## [Records provided]
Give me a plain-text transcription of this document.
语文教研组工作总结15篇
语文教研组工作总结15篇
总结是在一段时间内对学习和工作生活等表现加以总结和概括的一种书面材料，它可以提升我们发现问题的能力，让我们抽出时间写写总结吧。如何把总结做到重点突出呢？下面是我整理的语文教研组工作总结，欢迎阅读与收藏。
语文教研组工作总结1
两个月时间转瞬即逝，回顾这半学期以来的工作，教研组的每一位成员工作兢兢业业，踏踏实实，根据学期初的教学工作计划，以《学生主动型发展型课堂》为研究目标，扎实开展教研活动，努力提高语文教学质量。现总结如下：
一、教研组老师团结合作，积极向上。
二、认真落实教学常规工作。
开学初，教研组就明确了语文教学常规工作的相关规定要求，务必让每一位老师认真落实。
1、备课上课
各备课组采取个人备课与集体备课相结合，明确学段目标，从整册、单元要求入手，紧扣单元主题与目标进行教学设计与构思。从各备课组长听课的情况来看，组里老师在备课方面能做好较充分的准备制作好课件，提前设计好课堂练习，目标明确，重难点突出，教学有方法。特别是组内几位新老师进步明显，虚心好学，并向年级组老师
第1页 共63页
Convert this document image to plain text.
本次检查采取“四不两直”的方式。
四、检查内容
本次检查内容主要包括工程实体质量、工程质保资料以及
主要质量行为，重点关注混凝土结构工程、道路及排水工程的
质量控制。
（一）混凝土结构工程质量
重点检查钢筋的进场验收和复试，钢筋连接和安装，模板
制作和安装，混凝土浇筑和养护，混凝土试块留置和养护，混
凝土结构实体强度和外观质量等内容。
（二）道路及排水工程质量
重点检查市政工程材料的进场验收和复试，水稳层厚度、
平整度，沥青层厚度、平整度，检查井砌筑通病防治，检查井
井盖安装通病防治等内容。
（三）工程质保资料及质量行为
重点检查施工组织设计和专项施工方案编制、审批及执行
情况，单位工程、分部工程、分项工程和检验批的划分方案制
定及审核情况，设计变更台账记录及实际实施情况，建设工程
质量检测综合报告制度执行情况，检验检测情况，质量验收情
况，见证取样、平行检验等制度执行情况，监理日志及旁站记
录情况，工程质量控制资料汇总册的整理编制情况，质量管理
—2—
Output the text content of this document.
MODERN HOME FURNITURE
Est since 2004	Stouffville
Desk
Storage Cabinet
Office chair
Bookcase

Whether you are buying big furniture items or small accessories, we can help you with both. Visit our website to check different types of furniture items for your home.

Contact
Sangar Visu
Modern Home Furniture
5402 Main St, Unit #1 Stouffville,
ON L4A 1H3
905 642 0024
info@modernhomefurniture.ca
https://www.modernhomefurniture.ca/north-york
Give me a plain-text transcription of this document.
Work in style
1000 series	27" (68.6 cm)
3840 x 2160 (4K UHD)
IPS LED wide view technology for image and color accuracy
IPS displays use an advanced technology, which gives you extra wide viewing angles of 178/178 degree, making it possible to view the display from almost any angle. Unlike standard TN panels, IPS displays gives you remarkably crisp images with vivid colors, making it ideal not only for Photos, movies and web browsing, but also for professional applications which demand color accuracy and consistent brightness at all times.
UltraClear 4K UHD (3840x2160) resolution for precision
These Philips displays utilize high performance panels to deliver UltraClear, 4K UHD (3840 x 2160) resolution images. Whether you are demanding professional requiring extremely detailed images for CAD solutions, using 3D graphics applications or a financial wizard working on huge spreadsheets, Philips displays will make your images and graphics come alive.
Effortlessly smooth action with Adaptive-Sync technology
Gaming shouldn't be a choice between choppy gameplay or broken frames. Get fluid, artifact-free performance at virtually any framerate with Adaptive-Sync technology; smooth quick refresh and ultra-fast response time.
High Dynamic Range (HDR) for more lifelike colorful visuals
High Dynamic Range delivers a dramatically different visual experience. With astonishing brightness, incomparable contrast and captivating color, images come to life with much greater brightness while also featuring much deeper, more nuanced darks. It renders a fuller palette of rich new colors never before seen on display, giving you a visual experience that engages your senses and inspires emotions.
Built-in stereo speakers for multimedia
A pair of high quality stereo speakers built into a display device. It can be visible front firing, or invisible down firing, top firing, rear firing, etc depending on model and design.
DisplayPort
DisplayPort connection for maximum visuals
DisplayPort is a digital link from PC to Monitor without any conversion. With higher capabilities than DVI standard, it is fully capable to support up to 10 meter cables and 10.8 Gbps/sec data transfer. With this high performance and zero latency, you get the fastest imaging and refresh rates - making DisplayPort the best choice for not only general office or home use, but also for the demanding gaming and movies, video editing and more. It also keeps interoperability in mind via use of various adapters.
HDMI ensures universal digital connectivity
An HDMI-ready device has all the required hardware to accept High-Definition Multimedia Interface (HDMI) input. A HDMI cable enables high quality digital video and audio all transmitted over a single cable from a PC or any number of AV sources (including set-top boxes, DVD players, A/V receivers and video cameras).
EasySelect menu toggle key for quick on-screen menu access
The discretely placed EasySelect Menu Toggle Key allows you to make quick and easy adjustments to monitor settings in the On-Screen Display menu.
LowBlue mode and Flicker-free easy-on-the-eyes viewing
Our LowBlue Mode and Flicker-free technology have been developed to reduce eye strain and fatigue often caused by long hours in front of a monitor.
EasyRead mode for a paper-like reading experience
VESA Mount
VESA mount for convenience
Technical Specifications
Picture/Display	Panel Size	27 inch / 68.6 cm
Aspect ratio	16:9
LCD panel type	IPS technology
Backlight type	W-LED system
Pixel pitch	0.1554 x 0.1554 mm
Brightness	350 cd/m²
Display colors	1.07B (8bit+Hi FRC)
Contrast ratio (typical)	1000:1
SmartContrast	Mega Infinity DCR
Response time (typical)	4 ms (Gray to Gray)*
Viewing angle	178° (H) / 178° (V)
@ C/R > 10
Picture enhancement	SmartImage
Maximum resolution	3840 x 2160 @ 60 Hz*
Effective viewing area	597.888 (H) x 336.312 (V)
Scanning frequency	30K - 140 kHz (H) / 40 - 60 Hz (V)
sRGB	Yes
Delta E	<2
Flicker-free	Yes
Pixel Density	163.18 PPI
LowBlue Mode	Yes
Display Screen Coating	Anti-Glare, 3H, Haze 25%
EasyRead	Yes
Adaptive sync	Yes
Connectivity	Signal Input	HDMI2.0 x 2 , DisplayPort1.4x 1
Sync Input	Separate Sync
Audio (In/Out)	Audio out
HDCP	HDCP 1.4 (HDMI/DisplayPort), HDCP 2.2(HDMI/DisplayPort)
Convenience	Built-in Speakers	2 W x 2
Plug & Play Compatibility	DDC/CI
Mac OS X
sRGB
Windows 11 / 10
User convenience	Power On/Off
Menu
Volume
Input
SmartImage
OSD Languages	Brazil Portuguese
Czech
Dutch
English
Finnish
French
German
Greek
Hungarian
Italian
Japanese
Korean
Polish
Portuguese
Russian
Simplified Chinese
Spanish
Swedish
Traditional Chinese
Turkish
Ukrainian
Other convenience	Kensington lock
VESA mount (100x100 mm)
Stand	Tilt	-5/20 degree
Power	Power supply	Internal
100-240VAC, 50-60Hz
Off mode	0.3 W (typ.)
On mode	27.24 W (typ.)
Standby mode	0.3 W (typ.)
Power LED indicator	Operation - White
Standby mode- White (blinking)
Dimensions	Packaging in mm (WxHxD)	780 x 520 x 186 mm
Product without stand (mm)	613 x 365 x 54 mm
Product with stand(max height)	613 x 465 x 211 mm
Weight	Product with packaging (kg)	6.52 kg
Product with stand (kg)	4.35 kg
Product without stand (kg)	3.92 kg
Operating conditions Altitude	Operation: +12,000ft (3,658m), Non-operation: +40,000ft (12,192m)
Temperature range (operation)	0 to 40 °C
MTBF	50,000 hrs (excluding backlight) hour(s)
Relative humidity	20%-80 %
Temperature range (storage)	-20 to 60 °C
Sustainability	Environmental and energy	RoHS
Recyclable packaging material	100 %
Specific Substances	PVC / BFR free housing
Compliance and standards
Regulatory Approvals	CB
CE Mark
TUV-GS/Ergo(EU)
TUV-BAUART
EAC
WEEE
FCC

## [Goal]
From the data above, pick out each line containing "Dynamic" and copy it.

## [Task solution]
High Dynamic Range (HDR) for more lifelike colorful visuals
High Dynamic Range delivers a dramatically different visual experience. With astonishing brightness, incomparable contrast and captivating color, images come to life with much greater brightness while also featuring much deeper, more nuanced darks. It renders a fuller palette of rich new colors never before seen on display, giving you a visual experience that engages your senses and inspires emotions.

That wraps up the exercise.